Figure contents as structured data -
***

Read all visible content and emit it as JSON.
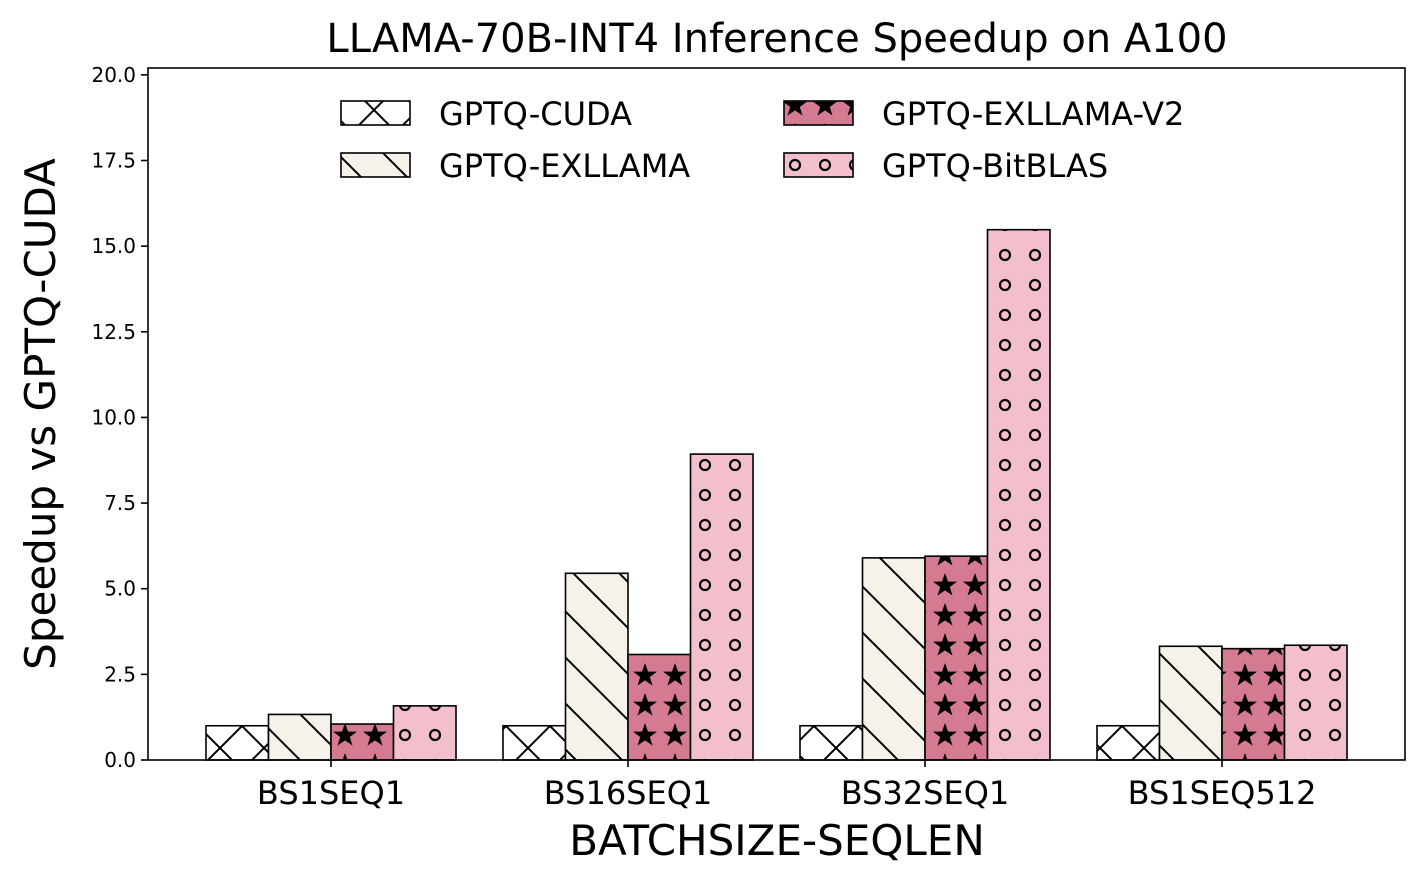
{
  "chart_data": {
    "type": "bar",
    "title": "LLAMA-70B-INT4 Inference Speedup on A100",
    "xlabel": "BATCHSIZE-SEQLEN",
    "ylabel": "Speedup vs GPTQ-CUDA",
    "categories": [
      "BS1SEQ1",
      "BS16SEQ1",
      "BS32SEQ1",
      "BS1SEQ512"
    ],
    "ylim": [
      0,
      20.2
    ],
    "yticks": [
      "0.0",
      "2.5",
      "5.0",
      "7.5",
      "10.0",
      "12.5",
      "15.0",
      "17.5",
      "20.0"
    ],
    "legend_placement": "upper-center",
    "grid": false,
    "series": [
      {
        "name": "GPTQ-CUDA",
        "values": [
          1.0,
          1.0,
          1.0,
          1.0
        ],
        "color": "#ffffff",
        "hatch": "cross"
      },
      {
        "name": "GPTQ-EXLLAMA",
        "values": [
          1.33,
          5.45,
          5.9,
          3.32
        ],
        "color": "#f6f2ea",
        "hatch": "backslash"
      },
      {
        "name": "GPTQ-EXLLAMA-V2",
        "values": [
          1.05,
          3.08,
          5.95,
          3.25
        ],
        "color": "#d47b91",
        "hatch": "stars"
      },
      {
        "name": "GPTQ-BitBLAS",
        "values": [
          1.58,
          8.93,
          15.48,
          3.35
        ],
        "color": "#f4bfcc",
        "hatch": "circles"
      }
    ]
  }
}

***

What is being asked -
Output the records above exactly; leave out the pictures.

Output for this task -
Read all visible content and emit it as JSON.
{
  "chart_data": {
    "type": "bar",
    "title": "LLAMA-70B-INT4 Inference Speedup on A100",
    "xlabel": "BATCHSIZE-SEQLEN",
    "ylabel": "Speedup vs GPTQ-CUDA",
    "categories": [
      "BS1SEQ1",
      "BS16SEQ1",
      "BS32SEQ1",
      "BS1SEQ512"
    ],
    "ylim": [
      0,
      20.2
    ],
    "yticks": [
      "0.0",
      "2.5",
      "5.0",
      "7.5",
      "10.0",
      "12.5",
      "15.0",
      "17.5",
      "20.0"
    ],
    "legend_placement": "upper-center",
    "grid": false,
    "series": [
      {
        "name": "GPTQ-CUDA",
        "values": [
          1.0,
          1.0,
          1.0,
          1.0
        ],
        "color": "#ffffff",
        "hatch": "cross"
      },
      {
        "name": "GPTQ-EXLLAMA",
        "values": [
          1.33,
          5.45,
          5.9,
          3.32
        ],
        "color": "#f6f2ea",
        "hatch": "backslash"
      },
      {
        "name": "GPTQ-EXLLAMA-V2",
        "values": [
          1.05,
          3.08,
          5.95,
          3.25
        ],
        "color": "#d47b91",
        "hatch": "stars"
      },
      {
        "name": "GPTQ-BitBLAS",
        "values": [
          1.58,
          8.93,
          15.48,
          3.35
        ],
        "color": "#f4bfcc",
        "hatch": "circles"
      }
    ]
  }
}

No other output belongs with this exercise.